THE REQUEST :: Work through the data below line by line and say how many lines hold "JSON"; give only the number.

[start DATASET ROWS]

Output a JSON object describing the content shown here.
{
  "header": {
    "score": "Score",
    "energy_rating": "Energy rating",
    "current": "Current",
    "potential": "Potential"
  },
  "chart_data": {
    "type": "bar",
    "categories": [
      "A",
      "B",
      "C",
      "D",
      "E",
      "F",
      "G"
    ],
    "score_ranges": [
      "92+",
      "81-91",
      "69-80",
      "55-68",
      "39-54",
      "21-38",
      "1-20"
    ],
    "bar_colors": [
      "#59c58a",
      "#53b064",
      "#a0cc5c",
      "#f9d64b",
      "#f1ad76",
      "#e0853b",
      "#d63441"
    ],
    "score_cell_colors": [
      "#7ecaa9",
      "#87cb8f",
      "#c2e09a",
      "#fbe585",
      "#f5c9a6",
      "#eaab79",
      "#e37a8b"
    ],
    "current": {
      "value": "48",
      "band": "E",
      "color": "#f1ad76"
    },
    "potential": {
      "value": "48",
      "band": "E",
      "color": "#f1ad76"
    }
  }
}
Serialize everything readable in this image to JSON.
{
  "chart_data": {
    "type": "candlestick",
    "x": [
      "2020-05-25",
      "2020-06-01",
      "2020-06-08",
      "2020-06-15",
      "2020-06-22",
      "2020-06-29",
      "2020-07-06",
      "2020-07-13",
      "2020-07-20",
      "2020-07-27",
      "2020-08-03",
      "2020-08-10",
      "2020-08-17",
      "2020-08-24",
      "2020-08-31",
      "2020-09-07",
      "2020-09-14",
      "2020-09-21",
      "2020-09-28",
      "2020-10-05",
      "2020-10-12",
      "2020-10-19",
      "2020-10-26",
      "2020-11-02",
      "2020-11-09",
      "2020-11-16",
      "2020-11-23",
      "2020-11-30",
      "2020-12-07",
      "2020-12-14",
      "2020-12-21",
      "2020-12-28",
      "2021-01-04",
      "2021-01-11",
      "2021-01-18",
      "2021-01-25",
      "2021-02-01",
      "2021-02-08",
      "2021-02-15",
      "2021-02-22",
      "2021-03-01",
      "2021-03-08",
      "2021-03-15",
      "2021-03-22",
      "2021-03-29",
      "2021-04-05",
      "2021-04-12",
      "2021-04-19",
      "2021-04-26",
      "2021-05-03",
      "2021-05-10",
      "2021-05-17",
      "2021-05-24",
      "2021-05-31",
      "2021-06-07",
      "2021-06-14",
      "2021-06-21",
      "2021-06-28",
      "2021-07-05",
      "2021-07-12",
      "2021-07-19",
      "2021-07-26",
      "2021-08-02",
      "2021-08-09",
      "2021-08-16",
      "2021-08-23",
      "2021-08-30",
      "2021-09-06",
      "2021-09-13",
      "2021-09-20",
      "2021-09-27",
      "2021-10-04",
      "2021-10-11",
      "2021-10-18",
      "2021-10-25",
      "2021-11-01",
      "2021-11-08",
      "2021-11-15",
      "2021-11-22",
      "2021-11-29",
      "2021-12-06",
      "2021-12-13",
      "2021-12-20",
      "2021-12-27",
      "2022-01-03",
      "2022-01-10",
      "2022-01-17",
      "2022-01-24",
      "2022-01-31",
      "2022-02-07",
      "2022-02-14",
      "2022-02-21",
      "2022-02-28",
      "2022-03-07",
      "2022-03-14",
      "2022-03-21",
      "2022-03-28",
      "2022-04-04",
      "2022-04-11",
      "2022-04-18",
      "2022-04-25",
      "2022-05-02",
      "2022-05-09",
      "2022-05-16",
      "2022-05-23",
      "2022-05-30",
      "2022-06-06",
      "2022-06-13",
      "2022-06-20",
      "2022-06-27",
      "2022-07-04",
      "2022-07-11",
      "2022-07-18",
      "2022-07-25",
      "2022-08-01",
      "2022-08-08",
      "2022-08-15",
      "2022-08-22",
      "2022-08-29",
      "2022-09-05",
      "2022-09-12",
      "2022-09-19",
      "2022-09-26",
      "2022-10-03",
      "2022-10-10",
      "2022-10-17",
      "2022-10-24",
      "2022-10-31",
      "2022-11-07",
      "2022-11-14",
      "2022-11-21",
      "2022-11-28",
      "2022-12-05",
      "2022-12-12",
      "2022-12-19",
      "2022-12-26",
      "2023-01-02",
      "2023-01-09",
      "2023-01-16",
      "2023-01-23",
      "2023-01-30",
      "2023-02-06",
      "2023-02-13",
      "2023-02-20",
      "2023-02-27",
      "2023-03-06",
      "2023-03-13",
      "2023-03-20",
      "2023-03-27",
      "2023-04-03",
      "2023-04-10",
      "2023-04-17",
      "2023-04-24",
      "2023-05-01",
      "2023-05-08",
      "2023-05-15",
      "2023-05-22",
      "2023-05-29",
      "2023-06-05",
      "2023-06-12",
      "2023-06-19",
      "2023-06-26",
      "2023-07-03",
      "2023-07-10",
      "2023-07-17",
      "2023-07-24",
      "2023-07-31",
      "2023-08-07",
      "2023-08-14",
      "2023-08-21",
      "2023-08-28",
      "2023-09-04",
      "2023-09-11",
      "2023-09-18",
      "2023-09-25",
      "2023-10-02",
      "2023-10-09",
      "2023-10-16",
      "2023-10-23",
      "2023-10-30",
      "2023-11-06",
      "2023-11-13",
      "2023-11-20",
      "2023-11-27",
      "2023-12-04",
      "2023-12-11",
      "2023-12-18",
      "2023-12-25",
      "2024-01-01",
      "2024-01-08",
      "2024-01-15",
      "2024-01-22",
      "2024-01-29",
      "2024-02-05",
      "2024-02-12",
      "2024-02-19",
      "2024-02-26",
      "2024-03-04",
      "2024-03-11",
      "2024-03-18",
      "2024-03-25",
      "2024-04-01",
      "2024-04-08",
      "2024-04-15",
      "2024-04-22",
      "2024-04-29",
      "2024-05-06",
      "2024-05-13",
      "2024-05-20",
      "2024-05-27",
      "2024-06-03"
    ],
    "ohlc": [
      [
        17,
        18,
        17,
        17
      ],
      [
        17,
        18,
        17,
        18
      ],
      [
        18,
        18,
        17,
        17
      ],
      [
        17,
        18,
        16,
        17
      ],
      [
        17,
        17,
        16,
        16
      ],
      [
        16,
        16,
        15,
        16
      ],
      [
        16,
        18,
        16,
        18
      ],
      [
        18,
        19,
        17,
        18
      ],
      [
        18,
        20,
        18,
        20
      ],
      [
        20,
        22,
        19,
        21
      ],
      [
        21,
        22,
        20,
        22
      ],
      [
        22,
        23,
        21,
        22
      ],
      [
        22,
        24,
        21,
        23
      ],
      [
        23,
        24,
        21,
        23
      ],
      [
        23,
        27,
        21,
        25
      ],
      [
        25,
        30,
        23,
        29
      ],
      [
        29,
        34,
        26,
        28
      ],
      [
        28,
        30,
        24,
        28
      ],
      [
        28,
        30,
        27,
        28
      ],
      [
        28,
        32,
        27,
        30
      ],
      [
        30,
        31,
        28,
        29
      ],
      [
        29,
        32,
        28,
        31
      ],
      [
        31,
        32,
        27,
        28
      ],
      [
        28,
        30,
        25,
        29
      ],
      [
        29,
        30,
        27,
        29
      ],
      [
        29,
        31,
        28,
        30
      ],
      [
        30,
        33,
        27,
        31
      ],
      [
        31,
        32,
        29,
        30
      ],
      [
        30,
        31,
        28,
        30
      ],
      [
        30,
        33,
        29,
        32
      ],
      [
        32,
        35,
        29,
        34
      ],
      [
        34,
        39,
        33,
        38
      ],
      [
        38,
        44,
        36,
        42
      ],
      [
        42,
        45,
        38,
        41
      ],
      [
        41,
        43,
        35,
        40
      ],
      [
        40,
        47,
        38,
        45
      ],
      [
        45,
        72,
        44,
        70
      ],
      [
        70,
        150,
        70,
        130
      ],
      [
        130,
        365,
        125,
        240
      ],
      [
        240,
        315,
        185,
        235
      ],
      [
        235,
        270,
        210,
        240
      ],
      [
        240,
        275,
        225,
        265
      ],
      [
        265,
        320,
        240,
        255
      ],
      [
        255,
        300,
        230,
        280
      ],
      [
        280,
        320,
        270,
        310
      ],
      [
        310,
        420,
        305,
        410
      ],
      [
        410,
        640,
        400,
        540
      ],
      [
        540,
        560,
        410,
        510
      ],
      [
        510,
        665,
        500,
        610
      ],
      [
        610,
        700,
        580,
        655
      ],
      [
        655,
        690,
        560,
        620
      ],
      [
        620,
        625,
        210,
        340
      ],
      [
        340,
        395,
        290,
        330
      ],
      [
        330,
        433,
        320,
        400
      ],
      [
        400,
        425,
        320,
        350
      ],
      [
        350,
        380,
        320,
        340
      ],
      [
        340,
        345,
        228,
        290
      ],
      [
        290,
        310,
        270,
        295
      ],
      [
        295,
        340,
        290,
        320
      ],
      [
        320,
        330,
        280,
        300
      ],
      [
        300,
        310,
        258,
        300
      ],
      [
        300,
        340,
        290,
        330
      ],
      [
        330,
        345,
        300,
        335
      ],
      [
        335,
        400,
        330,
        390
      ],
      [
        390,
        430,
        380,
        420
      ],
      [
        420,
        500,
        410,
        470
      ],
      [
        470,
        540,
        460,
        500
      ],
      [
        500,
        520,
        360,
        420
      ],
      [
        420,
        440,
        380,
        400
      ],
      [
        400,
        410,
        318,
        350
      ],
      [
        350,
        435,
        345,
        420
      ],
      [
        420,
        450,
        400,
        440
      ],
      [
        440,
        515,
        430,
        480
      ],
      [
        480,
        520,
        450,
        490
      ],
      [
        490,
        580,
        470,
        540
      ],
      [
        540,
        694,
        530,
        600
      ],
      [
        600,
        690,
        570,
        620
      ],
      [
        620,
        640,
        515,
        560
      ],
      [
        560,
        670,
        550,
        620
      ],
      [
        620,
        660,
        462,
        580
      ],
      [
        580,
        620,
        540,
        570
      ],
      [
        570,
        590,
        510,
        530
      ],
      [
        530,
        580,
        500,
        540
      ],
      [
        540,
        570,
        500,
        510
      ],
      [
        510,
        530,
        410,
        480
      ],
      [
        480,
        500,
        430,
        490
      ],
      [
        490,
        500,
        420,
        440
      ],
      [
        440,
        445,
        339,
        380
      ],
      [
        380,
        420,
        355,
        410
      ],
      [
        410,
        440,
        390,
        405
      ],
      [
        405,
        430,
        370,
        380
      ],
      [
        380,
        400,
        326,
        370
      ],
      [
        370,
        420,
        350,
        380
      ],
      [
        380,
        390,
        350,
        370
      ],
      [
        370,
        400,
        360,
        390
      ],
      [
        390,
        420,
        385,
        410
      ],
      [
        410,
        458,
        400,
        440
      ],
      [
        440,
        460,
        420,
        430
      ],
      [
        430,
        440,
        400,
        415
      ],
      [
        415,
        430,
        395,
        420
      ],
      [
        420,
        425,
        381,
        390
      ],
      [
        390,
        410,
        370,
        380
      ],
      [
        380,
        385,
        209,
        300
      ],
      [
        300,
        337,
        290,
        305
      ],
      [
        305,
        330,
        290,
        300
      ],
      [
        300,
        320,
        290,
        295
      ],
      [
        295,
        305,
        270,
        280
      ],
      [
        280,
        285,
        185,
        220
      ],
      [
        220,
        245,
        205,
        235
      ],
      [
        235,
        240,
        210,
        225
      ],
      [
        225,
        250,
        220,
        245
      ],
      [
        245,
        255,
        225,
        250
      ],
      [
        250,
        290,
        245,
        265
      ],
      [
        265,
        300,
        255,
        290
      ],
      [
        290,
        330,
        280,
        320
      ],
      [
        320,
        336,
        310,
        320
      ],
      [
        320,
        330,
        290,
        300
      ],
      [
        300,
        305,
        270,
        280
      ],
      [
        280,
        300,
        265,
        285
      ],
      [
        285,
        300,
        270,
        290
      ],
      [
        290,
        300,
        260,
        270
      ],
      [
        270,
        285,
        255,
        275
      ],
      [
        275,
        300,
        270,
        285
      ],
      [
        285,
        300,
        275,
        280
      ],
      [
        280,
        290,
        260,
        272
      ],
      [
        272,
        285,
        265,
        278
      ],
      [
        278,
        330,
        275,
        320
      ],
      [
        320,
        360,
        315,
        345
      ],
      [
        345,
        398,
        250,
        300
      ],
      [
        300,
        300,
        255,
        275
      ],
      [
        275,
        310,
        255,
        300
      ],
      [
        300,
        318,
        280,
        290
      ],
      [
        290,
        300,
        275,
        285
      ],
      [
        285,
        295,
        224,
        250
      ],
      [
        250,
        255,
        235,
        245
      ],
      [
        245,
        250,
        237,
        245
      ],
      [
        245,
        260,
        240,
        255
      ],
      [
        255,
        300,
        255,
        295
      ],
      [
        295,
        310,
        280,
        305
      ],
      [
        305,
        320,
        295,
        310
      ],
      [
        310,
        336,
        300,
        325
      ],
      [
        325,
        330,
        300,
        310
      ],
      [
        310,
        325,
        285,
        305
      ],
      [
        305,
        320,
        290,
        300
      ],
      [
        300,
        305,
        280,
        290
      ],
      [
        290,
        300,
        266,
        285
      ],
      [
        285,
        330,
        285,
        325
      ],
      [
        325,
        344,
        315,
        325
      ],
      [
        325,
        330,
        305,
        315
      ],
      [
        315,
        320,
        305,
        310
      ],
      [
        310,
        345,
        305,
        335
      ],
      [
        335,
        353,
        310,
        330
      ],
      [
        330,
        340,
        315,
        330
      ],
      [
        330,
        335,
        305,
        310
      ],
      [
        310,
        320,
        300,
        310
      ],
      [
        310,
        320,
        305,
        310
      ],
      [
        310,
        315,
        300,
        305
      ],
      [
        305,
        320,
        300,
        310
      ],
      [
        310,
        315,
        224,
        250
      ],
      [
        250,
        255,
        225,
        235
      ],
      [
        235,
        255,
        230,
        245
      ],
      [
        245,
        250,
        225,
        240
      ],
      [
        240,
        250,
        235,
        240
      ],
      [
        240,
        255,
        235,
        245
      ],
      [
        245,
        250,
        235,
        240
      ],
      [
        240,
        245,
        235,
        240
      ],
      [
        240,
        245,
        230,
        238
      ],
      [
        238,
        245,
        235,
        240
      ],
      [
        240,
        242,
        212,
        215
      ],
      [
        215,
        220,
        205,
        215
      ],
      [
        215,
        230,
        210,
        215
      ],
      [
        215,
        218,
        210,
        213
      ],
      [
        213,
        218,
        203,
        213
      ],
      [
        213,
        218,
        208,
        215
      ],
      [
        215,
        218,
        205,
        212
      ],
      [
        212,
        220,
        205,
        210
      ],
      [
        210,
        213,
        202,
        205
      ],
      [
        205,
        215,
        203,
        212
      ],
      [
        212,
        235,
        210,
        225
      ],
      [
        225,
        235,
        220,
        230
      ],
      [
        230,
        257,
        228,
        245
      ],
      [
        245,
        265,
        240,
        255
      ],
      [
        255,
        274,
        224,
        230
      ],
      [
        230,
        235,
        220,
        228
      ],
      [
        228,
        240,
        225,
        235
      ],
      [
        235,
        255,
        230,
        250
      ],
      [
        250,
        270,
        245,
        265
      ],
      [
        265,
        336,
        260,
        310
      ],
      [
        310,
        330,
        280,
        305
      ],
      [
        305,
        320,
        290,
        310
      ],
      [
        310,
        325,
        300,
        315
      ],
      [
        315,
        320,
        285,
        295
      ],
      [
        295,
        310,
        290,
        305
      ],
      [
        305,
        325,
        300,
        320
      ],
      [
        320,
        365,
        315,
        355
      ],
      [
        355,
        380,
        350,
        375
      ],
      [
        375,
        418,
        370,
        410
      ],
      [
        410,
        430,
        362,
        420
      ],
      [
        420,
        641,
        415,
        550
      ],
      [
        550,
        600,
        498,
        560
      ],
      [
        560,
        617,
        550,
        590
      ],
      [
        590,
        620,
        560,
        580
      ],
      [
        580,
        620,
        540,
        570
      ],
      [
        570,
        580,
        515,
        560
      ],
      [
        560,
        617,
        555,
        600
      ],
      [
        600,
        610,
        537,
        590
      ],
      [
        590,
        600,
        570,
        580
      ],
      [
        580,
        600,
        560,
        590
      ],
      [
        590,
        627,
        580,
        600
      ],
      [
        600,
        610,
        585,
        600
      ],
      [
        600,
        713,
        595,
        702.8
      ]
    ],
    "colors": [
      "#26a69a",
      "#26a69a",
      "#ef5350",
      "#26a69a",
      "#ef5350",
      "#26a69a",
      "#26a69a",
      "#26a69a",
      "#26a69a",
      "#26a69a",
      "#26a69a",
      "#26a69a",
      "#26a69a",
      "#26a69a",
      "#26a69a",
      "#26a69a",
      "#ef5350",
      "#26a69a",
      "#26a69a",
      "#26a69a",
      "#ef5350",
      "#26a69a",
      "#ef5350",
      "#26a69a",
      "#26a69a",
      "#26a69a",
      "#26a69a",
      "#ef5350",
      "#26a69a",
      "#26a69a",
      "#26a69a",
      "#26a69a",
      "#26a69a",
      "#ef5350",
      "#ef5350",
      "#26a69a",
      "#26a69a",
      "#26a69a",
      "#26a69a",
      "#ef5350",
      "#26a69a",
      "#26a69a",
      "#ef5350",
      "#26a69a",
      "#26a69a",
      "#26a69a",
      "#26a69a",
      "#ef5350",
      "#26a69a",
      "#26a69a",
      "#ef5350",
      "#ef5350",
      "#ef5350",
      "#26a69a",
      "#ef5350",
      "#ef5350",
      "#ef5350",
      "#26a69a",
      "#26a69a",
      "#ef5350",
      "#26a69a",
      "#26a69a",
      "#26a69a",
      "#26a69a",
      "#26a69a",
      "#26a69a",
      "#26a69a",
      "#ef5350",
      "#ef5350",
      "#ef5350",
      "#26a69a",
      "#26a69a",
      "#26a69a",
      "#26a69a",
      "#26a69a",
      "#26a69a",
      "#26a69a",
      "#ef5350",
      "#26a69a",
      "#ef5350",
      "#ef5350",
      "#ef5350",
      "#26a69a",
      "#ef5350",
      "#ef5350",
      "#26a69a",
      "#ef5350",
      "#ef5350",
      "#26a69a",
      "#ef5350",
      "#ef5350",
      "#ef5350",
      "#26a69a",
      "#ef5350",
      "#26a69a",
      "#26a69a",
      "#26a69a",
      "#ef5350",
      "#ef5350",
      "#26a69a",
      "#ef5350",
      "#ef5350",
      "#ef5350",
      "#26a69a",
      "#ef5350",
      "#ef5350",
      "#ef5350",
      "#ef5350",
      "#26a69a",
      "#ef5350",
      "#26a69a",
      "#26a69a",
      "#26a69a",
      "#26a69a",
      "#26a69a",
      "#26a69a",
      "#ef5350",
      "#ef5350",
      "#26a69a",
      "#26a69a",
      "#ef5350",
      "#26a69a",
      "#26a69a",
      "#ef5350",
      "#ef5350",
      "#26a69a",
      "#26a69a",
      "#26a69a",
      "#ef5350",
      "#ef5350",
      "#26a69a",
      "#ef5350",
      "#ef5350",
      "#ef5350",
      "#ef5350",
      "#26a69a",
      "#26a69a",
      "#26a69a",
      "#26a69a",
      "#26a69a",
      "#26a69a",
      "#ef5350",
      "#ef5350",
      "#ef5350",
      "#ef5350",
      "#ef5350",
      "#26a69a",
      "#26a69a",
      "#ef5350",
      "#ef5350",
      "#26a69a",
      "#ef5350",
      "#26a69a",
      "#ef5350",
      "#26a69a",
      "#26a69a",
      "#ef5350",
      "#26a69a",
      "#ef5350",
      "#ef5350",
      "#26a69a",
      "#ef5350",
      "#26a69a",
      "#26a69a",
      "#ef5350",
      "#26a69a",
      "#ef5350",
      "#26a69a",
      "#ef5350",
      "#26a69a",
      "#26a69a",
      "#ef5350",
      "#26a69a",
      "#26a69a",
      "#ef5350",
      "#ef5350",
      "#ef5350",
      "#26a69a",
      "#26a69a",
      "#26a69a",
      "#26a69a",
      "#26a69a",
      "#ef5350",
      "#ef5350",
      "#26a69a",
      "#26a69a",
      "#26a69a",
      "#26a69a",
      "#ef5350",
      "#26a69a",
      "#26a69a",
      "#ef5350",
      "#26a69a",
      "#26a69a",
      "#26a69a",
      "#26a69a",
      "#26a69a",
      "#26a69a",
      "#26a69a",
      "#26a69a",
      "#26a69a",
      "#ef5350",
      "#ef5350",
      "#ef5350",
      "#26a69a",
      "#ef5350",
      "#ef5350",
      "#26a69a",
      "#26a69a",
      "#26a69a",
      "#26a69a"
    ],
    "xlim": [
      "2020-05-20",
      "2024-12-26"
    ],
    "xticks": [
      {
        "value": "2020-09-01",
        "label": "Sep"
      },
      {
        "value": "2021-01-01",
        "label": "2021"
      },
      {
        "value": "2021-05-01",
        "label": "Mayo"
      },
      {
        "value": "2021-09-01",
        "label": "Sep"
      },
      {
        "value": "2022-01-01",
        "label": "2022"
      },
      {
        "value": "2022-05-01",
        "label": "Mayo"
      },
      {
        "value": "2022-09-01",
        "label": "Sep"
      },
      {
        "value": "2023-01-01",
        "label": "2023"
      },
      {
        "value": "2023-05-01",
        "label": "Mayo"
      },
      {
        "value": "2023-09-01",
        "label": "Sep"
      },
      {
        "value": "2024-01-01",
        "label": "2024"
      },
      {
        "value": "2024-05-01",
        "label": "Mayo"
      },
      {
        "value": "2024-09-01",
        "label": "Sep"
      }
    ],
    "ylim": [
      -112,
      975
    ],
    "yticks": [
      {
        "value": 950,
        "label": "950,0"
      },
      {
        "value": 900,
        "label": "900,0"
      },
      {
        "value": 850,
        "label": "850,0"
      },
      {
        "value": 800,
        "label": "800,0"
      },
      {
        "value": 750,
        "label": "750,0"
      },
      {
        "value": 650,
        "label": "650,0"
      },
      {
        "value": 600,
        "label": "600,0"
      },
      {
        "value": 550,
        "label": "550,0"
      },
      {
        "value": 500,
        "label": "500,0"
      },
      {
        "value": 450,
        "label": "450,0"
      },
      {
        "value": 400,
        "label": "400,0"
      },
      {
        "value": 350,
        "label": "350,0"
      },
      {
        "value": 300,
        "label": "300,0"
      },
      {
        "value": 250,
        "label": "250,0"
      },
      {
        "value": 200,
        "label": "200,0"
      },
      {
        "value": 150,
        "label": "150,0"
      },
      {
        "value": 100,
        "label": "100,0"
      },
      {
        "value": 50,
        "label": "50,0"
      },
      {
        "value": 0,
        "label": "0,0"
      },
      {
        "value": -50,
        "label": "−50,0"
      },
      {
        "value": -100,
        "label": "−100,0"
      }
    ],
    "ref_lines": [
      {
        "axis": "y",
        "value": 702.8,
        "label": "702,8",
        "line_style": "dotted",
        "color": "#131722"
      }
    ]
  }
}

[end DATASET ROWS]

OUTPUT OF THE EXERCISE :: 2